-- PROBLEM REQUIREMENTS --
Reproduce all of the records exactly.

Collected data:
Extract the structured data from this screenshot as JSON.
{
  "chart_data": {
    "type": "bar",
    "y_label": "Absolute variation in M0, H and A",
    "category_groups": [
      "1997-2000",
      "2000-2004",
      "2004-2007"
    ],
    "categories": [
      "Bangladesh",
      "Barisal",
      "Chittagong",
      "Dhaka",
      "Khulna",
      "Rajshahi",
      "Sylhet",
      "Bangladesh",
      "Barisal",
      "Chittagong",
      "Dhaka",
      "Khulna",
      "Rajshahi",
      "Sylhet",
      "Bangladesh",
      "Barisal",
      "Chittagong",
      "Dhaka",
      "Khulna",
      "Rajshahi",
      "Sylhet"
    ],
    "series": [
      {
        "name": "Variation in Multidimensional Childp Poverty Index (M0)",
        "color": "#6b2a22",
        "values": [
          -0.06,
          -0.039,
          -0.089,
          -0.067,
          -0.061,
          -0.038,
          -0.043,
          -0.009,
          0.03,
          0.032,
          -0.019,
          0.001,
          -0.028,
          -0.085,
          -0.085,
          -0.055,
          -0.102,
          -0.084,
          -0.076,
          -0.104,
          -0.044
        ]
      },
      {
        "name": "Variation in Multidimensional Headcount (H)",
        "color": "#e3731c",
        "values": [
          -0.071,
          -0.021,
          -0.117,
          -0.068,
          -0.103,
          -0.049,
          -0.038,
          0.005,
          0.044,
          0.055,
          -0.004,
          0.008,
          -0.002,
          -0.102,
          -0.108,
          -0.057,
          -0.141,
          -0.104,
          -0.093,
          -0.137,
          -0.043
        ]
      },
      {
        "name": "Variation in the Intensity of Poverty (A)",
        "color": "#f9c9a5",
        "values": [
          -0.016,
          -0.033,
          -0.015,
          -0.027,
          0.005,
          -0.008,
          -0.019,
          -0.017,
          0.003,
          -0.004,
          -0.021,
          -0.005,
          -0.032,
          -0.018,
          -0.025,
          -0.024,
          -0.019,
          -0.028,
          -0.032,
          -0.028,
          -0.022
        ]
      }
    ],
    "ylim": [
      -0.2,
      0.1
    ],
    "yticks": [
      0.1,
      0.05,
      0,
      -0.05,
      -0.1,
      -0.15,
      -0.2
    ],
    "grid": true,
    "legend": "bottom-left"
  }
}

-- THE OUTPUT --
Extract the structured data from this screenshot as JSON.
{
  "chart_data": {
    "type": "bar",
    "y_label": "Absolute variation in M0, H and A",
    "category_groups": [
      "1997-2000",
      "2000-2004",
      "2004-2007"
    ],
    "categories": [
      "Bangladesh",
      "Barisal",
      "Chittagong",
      "Dhaka",
      "Khulna",
      "Rajshahi",
      "Sylhet",
      "Bangladesh",
      "Barisal",
      "Chittagong",
      "Dhaka",
      "Khulna",
      "Rajshahi",
      "Sylhet",
      "Bangladesh",
      "Barisal",
      "Chittagong",
      "Dhaka",
      "Khulna",
      "Rajshahi",
      "Sylhet"
    ],
    "series": [
      {
        "name": "Variation in Multidimensional Childp Poverty Index (M0)",
        "color": "#6b2a22",
        "values": [
          -0.06,
          -0.039,
          -0.089,
          -0.067,
          -0.061,
          -0.038,
          -0.043,
          -0.009,
          0.03,
          0.032,
          -0.019,
          0.001,
          -0.028,
          -0.085,
          -0.085,
          -0.055,
          -0.102,
          -0.084,
          -0.076,
          -0.104,
          -0.044
        ]
      },
      {
        "name": "Variation in Multidimensional Headcount (H)",
        "color": "#e3731c",
        "values": [
          -0.071,
          -0.021,
          -0.117,
          -0.068,
          -0.103,
          -0.049,
          -0.038,
          0.005,
          0.044,
          0.055,
          -0.004,
          0.008,
          -0.002,
          -0.102,
          -0.108,
          -0.057,
          -0.141,
          -0.104,
          -0.093,
          -0.137,
          -0.043
        ]
      },
      {
        "name": "Variation in the Intensity of Poverty (A)",
        "color": "#f9c9a5",
        "values": [
          -0.016,
          -0.033,
          -0.015,
          -0.027,
          0.005,
          -0.008,
          -0.019,
          -0.017,
          0.003,
          -0.004,
          -0.021,
          -0.005,
          -0.032,
          -0.018,
          -0.025,
          -0.024,
          -0.019,
          -0.028,
          -0.032,
          -0.028,
          -0.022
        ]
      }
    ],
    "ylim": [
      -0.2,
      0.1
    ],
    "yticks": [
      0.1,
      0.05,
      0,
      -0.05,
      -0.1,
      -0.15,
      -0.2
    ],
    "grid": true,
    "legend": "bottom-left"
  }
}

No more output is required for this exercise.